***** RECORDS TO PROCESS *****

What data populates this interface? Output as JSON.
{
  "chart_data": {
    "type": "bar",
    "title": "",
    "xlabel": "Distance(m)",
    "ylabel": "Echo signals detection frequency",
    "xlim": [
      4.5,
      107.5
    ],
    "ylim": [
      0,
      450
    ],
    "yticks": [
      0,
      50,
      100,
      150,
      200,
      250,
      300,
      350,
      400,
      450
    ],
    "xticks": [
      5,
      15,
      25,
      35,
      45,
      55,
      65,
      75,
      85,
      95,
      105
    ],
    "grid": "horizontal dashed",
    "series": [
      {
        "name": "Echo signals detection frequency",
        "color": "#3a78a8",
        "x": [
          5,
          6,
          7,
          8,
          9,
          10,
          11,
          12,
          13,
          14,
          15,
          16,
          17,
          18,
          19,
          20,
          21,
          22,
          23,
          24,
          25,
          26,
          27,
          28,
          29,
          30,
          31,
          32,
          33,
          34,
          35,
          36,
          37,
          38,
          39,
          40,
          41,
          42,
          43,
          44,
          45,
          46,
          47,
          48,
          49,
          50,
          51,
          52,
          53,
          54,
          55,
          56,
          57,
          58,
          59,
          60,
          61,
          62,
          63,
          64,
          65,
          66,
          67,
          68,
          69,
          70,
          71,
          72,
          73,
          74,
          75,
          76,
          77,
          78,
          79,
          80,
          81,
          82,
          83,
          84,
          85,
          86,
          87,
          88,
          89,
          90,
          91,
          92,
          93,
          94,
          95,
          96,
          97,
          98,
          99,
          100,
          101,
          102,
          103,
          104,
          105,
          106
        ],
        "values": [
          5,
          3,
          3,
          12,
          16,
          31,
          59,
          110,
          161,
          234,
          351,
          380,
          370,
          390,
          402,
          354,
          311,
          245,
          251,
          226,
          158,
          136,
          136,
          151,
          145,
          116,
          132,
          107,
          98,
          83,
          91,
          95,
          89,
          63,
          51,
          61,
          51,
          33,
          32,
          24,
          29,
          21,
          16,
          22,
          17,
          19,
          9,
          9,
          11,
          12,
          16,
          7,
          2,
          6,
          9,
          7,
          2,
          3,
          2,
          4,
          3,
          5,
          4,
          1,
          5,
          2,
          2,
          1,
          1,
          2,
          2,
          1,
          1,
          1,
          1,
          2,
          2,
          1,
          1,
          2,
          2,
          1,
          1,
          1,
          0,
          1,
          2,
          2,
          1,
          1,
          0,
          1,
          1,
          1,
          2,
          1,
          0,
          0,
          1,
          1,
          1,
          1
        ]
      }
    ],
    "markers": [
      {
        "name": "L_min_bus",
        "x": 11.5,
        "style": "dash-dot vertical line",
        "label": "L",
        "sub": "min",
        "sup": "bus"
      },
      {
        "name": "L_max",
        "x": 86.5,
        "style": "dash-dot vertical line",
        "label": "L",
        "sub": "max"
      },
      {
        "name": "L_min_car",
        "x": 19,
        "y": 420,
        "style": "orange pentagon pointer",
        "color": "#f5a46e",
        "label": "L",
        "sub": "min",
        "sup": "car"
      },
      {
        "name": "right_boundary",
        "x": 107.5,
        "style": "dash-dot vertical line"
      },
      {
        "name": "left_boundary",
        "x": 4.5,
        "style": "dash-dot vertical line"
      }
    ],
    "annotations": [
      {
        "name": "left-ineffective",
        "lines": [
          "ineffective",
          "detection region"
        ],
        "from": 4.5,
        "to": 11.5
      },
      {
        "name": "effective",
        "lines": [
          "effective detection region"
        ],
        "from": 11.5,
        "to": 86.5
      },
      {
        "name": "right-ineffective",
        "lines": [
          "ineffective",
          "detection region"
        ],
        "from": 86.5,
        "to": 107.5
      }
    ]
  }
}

*****

- **STATED PROBLEM**:
The records above should be restated word for word, please.

- **RESULT FOR THIS TASK**:
What data populates this interface? Output as JSON.
{
  "chart_data": {
    "type": "bar",
    "title": "",
    "xlabel": "Distance(m)",
    "ylabel": "Echo signals detection frequency",
    "xlim": [
      4.5,
      107.5
    ],
    "ylim": [
      0,
      450
    ],
    "yticks": [
      0,
      50,
      100,
      150,
      200,
      250,
      300,
      350,
      400,
      450
    ],
    "xticks": [
      5,
      15,
      25,
      35,
      45,
      55,
      65,
      75,
      85,
      95,
      105
    ],
    "grid": "horizontal dashed",
    "series": [
      {
        "name": "Echo signals detection frequency",
        "color": "#3a78a8",
        "x": [
          5,
          6,
          7,
          8,
          9,
          10,
          11,
          12,
          13,
          14,
          15,
          16,
          17,
          18,
          19,
          20,
          21,
          22,
          23,
          24,
          25,
          26,
          27,
          28,
          29,
          30,
          31,
          32,
          33,
          34,
          35,
          36,
          37,
          38,
          39,
          40,
          41,
          42,
          43,
          44,
          45,
          46,
          47,
          48,
          49,
          50,
          51,
          52,
          53,
          54,
          55,
          56,
          57,
          58,
          59,
          60,
          61,
          62,
          63,
          64,
          65,
          66,
          67,
          68,
          69,
          70,
          71,
          72,
          73,
          74,
          75,
          76,
          77,
          78,
          79,
          80,
          81,
          82,
          83,
          84,
          85,
          86,
          87,
          88,
          89,
          90,
          91,
          92,
          93,
          94,
          95,
          96,
          97,
          98,
          99,
          100,
          101,
          102,
          103,
          104,
          105,
          106
        ],
        "values": [
          5,
          3,
          3,
          12,
          16,
          31,
          59,
          110,
          161,
          234,
          351,
          380,
          370,
          390,
          402,
          354,
          311,
          245,
          251,
          226,
          158,
          136,
          136,
          151,
          145,
          116,
          132,
          107,
          98,
          83,
          91,
          95,
          89,
          63,
          51,
          61,
          51,
          33,
          32,
          24,
          29,
          21,
          16,
          22,
          17,
          19,
          9,
          9,
          11,
          12,
          16,
          7,
          2,
          6,
          9,
          7,
          2,
          3,
          2,
          4,
          3,
          5,
          4,
          1,
          5,
          2,
          2,
          1,
          1,
          2,
          2,
          1,
          1,
          1,
          1,
          2,
          2,
          1,
          1,
          2,
          2,
          1,
          1,
          1,
          0,
          1,
          2,
          2,
          1,
          1,
          0,
          1,
          1,
          1,
          2,
          1,
          0,
          0,
          1,
          1,
          1,
          1
        ]
      }
    ],
    "markers": [
      {
        "name": "L_min_bus",
        "x": 11.5,
        "style": "dash-dot vertical line",
        "label": "L",
        "sub": "min",
        "sup": "bus"
      },
      {
        "name": "L_max",
        "x": 86.5,
        "style": "dash-dot vertical line",
        "label": "L",
        "sub": "max"
      },
      {
        "name": "L_min_car",
        "x": 19,
        "y": 420,
        "style": "orange pentagon pointer",
        "color": "#f5a46e",
        "label": "L",
        "sub": "min",
        "sup": "car"
      },
      {
        "name": "right_boundary",
        "x": 107.5,
        "style": "dash-dot vertical line"
      },
      {
        "name": "left_boundary",
        "x": 4.5,
        "style": "dash-dot vertical line"
      }
    ],
    "annotations": [
      {
        "name": "left-ineffective",
        "lines": [
          "ineffective",
          "detection region"
        ],
        "from": 4.5,
        "to": 11.5
      },
      {
        "name": "effective",
        "lines": [
          "effective detection region"
        ],
        "from": 11.5,
        "to": 86.5
      },
      {
        "name": "right-ineffective",
        "lines": [
          "ineffective",
          "detection region"
        ],
        "from": 86.5,
        "to": 107.5
      }
    ]
  }
}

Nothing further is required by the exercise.